-------- Фрагмент документа --------
Подобно Аполлону и Кадму, Геркулесу приходится против воли работать на людей. В юности он был женат на Мегаре и, подобно Танталу, в приступе безумия убил своих детей. Потом он полюбил Иолу, темно-фиолетовую тучу, но вскоре был вынужден покинуть ее. Он совершает подвиги, убивая по пути бесчисленных демонов засухи и тьмы, и посещает заколдованные сады гесперид – символ западного сектора неба и облаков на закате.

Основную часть своей жизни он проводит с Деянирой («супругой, приносящей гибель»), олицетворением дневного света, но к концу жизни снова встречает Иолу, которая превратилась в прекрасный закат. И тогда Деянира (дневной свет), ревнуя к красоте соперницы, посылает Геркулесу отравленный плащ кентавра Несса. Он надевает этот плащ, но тот жжет его тело, и Геркулес тщетно пытается сорвать его с окровавленных членов. Потом он поднимается на костер и заканчивает жизнь в ярком пламени, которое олицетворяет солнце, садящееся в пылающие алые облака.

Как и все герои солнечных мифов, Геркулес владел отравленными стрелами, которые всегда попадали в цель (слово «ios» – «копье» звучит точно так же, как и «ios» – «яд»), которых он лишился только перед самой смертью.

Мифы о Персее тоже принадлежат к категории солнечных мифов. Даная, его мать, является, по одним толкованиям, землей (слово «dano» означает «иссушенная земля»), а по другим – заря, дочь Акрисия (тьмы), родилась в Аргосе (яркость). Любимая Юпитером, всеохватывающим небом, она родила златовласого Персея, олицетворение яркого солнечного дня. Он, подобно многим другим солнечным героям, сразу после рождения покидает родную землю из-за пророчества, гласящего, что он убьет тьму, которая его и породила.

Достигнув совершеннолетия, он, против своей воли, отправляется в далекий край туманов (землю сестер Грай), чтобы убить ужасную Медузу («звездную ночь, гордящуюся своей красотой, но обреченную на гибель с восходом солнца»). Персей убивает ее с помощью своего непобедимого меча, то есть солнечных лучей, проникающих повсюду, а потом уничтожает чудовище засухи и женится на Андромеде, еще одном олицетворении зари, дочери Целия и Кассиопеи, которые являются персонификацией ночи и тьмы.

Вместе с Андромедой Персей, чье имя означает «губитель», посещает свою родную страну и осуществляет пророчество оракула – убивает Акрисия (тьму), который его породил.

В афинском мифе Тесей представляет собой солнце. Его отцом был Эгей (море, название которого происходит от слова «aisso» – «двигаться быстро, подобно волнам»), а матерью – Эфра (чистый воздух). Он живет там, где родился, в Трозене, а потом, набравшись силы, поднимает непобедимый меч и отправляется на поиски своего отца, совершая по пути множество подвигов на благо людей. Он убивает Минотавра, ужасное чудовище тьмы, и уводит за собой рассвет (Ариадну), которую он, однако, вынужден был вскоре после этого бросить на острове Наксос.
--------
**Задание 1:** Перечислите всех персонажей, которых фрагмент документа прямо называет тьмой или связывает с ней.
Фрагмент документа и записи между собой никак не связаны.
-------- Выдержки из данных --------
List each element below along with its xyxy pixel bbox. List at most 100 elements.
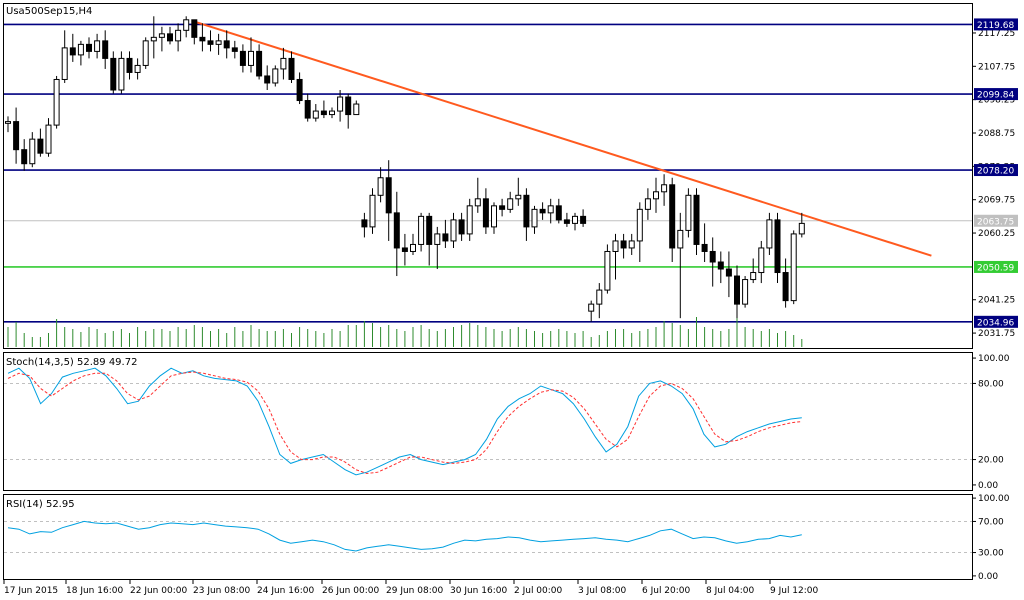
candle-body xyxy=(264,75,271,84)
candle-body xyxy=(231,47,238,52)
rsi-title: RSI(14) 52.95 xyxy=(6,499,75,510)
horizontal-level-badge xyxy=(974,260,1018,273)
candle-body xyxy=(272,68,279,84)
candle-body xyxy=(547,205,554,214)
price-layer xyxy=(4,16,972,347)
time-tick-label: 6 Jul 20:00 xyxy=(642,586,691,596)
time-tick-label: 3 Jul 08:00 xyxy=(578,586,627,596)
time-tick-label: 24 Jun 16:00 xyxy=(257,586,314,596)
candle-body xyxy=(369,194,376,228)
candle-body xyxy=(426,215,433,245)
candle-body xyxy=(515,194,522,200)
axis-layer: 2117.252107.752098.252088.752079.252069.… xyxy=(3,18,1018,596)
price-tick-label: 2117.25 xyxy=(978,29,1015,39)
horizontal-level-badge xyxy=(974,88,1018,101)
candle-body xyxy=(685,194,692,231)
time-tick-label: 23 Jun 08:00 xyxy=(193,586,250,596)
current-price-label: 2063.75 xyxy=(977,217,1014,227)
candle-body xyxy=(539,208,546,214)
candle-body xyxy=(256,50,263,77)
time-tick-label: 29 Jun 08:00 xyxy=(386,586,443,596)
horizontal-level-label: 2099.84 xyxy=(977,91,1014,101)
candle-body xyxy=(458,219,465,235)
candle-body xyxy=(337,96,344,112)
candle-body xyxy=(523,194,530,228)
candle-body xyxy=(296,78,303,102)
candle-body xyxy=(288,57,295,80)
candle-body xyxy=(385,177,392,214)
candle-body xyxy=(191,19,198,38)
stoch-layer xyxy=(4,367,972,476)
candle-body xyxy=(69,47,76,56)
candle-body xyxy=(199,36,206,42)
rsi-tick-label: 30.00 xyxy=(978,549,1004,559)
candle-body xyxy=(790,233,797,302)
candle-body xyxy=(669,184,676,249)
candle-body xyxy=(758,247,765,274)
price-tick-label: 2041.25 xyxy=(978,296,1015,306)
rsi-layer xyxy=(4,520,972,554)
candle-body xyxy=(5,121,11,124)
rsi-panel-frame xyxy=(3,494,973,580)
candle-body xyxy=(410,243,416,252)
candle-body xyxy=(393,212,400,249)
candle-body xyxy=(134,64,141,73)
horizontal-level-label: 2078.20 xyxy=(977,167,1014,177)
candle-body xyxy=(572,215,578,224)
candle-body xyxy=(118,57,125,91)
candle-body xyxy=(620,240,627,249)
horizontal-level-badge xyxy=(974,18,1018,31)
candle-body xyxy=(248,50,254,66)
candle-body xyxy=(474,198,481,207)
candle-body xyxy=(450,219,457,242)
rsi-line xyxy=(7,520,802,552)
candle-body xyxy=(717,261,724,270)
candle-body xyxy=(418,215,425,245)
candle-body xyxy=(94,40,101,52)
candle-body xyxy=(21,149,28,165)
price-tick-label: 2107.75 xyxy=(978,62,1015,72)
candle-body xyxy=(142,40,149,66)
stoch-title: Stoch(14,3,5) 52.89 49.72 xyxy=(6,357,137,368)
price-panel-frame xyxy=(3,3,973,349)
time-tick-label: 30 Jun 16:00 xyxy=(450,586,507,596)
candle-body xyxy=(223,40,230,49)
horizontal-level-label: 2050.59 xyxy=(977,263,1014,273)
stoch-line xyxy=(7,367,802,476)
candle-body xyxy=(215,40,222,45)
candle-body xyxy=(304,100,311,119)
candle-body xyxy=(126,57,133,73)
candle-body xyxy=(53,78,60,126)
candle-body xyxy=(604,250,611,291)
candle-body xyxy=(555,205,562,221)
time-tick-label: 9 Jul 12:00 xyxy=(770,586,819,596)
price-tick-label: 2069.75 xyxy=(978,196,1015,206)
candle-body xyxy=(150,36,157,42)
candle-body xyxy=(434,233,441,245)
stoch-line xyxy=(7,371,802,475)
candle-body xyxy=(491,205,497,228)
candle-body xyxy=(612,240,619,252)
candle-body xyxy=(734,275,740,305)
candle-body xyxy=(329,110,335,116)
candle-body xyxy=(661,184,668,193)
candle-body xyxy=(531,208,538,228)
candle-body xyxy=(742,279,749,305)
stoch-panel-frame xyxy=(3,352,973,491)
candle-body xyxy=(709,250,716,263)
candle-body xyxy=(37,138,44,154)
candle-body xyxy=(158,33,165,38)
candle-body xyxy=(774,219,781,274)
horizontal-level-label: 2119.68 xyxy=(977,21,1014,31)
candle-body xyxy=(563,219,570,224)
candle-body xyxy=(499,205,506,210)
current-price-badge xyxy=(974,214,1018,227)
candle-body xyxy=(175,29,182,42)
candle-body xyxy=(167,33,173,42)
candle-body xyxy=(588,303,595,312)
time-tick-label: 18 Jun 16:00 xyxy=(66,586,123,596)
candle-body xyxy=(361,219,368,228)
candle-body xyxy=(644,198,651,210)
candle-body xyxy=(345,96,352,116)
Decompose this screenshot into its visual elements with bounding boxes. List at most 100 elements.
--------
**Задание 2:** Пожалуйста, выпишите без изменений ту часть записей, которая начинается со строки, содержащей «candle-body xyxy=(264,75,271,84)», и заканчивается строкой, содержащей «candle-body xyxy=(539,208,546,214)», включая обе эти строки.

**Решение задания 1:** Акрисий, Целий, Кассиопея, Минотавр.

**Решение задания 2:**
candle-body xyxy=(264,75,271,84)
candle-body xyxy=(231,47,238,52)
rsi-title: RSI(14) 52.95 xyxy=(6,499,75,510)
horizontal-level-badge xyxy=(974,260,1018,273)
candle-body xyxy=(272,68,279,84)
candle-body xyxy=(547,205,554,214)
price-layer xyxy=(4,16,972,347)
time-tick-label: 6 Jul 20:00 xyxy=(642,586,691,596)
time-tick-label: 3 Jul 08:00 xyxy=(578,586,627,596)
time-tick-label: 24 Jun 16:00 xyxy=(257,586,314,596)
candle-body xyxy=(369,194,376,228)
candle-body xyxy=(426,215,433,245)
candle-body xyxy=(515,194,522,200)
axis-layer: 2117.252107.752098.252088.752079.252069.… xyxy=(3,18,1018,596)
price-tick-label: 2117.25 xyxy=(978,29,1015,39)
horizontal-level-badge xyxy=(974,88,1018,101)
candle-body xyxy=(685,194,692,231)
time-tick-label: 23 Jun 08:00 xyxy=(193,586,250,596)
current-price-label: 2063.75 xyxy=(977,217,1014,227)
candle-body xyxy=(539,208,546,214)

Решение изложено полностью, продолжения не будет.